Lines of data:
## START
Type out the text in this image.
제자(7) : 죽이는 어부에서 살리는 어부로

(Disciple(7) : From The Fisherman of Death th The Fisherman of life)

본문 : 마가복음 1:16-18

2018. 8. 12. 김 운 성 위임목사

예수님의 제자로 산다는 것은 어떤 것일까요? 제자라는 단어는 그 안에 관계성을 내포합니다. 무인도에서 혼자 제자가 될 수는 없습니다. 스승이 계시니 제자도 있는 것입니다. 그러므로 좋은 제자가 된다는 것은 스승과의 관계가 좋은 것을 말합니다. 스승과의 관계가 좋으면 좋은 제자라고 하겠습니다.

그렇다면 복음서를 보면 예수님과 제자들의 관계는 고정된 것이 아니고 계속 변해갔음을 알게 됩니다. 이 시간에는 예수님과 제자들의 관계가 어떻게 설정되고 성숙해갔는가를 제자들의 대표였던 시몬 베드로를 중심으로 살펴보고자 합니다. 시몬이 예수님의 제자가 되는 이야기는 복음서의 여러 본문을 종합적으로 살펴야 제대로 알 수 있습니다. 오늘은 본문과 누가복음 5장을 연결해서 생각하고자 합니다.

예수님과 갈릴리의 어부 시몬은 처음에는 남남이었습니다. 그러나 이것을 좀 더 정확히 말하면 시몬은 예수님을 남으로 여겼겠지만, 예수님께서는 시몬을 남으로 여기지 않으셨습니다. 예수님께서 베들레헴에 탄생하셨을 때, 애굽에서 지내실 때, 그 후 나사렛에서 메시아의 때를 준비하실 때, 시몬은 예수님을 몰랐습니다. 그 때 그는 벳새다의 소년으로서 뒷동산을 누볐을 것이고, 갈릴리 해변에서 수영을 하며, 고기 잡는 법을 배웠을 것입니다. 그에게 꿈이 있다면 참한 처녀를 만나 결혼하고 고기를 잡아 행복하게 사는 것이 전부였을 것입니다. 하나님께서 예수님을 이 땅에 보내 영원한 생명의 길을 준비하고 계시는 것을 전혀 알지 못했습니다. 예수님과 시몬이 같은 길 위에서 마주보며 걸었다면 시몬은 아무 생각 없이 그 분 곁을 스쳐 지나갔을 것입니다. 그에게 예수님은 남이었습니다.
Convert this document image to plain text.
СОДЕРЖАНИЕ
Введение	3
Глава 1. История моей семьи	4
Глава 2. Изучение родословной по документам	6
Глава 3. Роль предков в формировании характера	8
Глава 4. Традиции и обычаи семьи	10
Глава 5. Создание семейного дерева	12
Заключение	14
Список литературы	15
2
## END
▶ [What to do]
Without leaving anything out, give the entries again exactly.

▶ [Answer for the task]
Type out the text in this image.
제자(7) : 죽이는 어부에서 살리는 어부로

(Disciple(7) : From The Fisherman of Death th The Fisherman of life)

본문 : 마가복음 1:16-18

2018. 8. 12. 김 운 성 위임목사

예수님의 제자로 산다는 것은 어떤 것일까요? 제자라는 단어는 그 안에 관계성을 내포합니다. 무인도에서 혼자 제자가 될 수는 없습니다. 스승이 계시니 제자도 있는 것입니다. 그러므로 좋은 제자가 된다는 것은 스승과의 관계가 좋은 것을 말합니다. 스승과의 관계가 좋으면 좋은 제자라고 하겠습니다.

그렇다면 복음서를 보면 예수님과 제자들의 관계는 고정된 것이 아니고 계속 변해갔음을 알게 됩니다. 이 시간에는 예수님과 제자들의 관계가 어떻게 설정되고 성숙해갔는가를 제자들의 대표였던 시몬 베드로를 중심으로 살펴보고자 합니다. 시몬이 예수님의 제자가 되는 이야기는 복음서의 여러 본문을 종합적으로 살펴야 제대로 알 수 있습니다. 오늘은 본문과 누가복음 5장을 연결해서 생각하고자 합니다.

예수님과 갈릴리의 어부 시몬은 처음에는 남남이었습니다. 그러나 이것을 좀 더 정확히 말하면 시몬은 예수님을 남으로 여겼겠지만, 예수님께서는 시몬을 남으로 여기지 않으셨습니다. 예수님께서 베들레헴에 탄생하셨을 때, 애굽에서 지내실 때, 그 후 나사렛에서 메시아의 때를 준비하실 때, 시몬은 예수님을 몰랐습니다. 그 때 그는 벳새다의 소년으로서 뒷동산을 누볐을 것이고, 갈릴리 해변에서 수영을 하며, 고기 잡는 법을 배웠을 것입니다. 그에게 꿈이 있다면 참한 처녀를 만나 결혼하고 고기를 잡아 행복하게 사는 것이 전부였을 것입니다. 하나님께서 예수님을 이 땅에 보내 영원한 생명의 길을 준비하고 계시는 것을 전혀 알지 못했습니다. 예수님과 시몬이 같은 길 위에서 마주보며 걸었다면 시몬은 아무 생각 없이 그 분 곁을 스쳐 지나갔을 것입니다. 그에게 예수님은 남이었습니다.
Convert this document image to plain text.
СОДЕРЖАНИЕ
Введение	3
Глава 1. История моей семьи	4
Глава 2. Изучение родословной по документам	6
Глава 3. Роль предков в формировании характера	8
Глава 4. Традиции и обычаи семьи	10
Глава 5. Создание семейного дерева	12
Заключение	14
Список литературы	15
2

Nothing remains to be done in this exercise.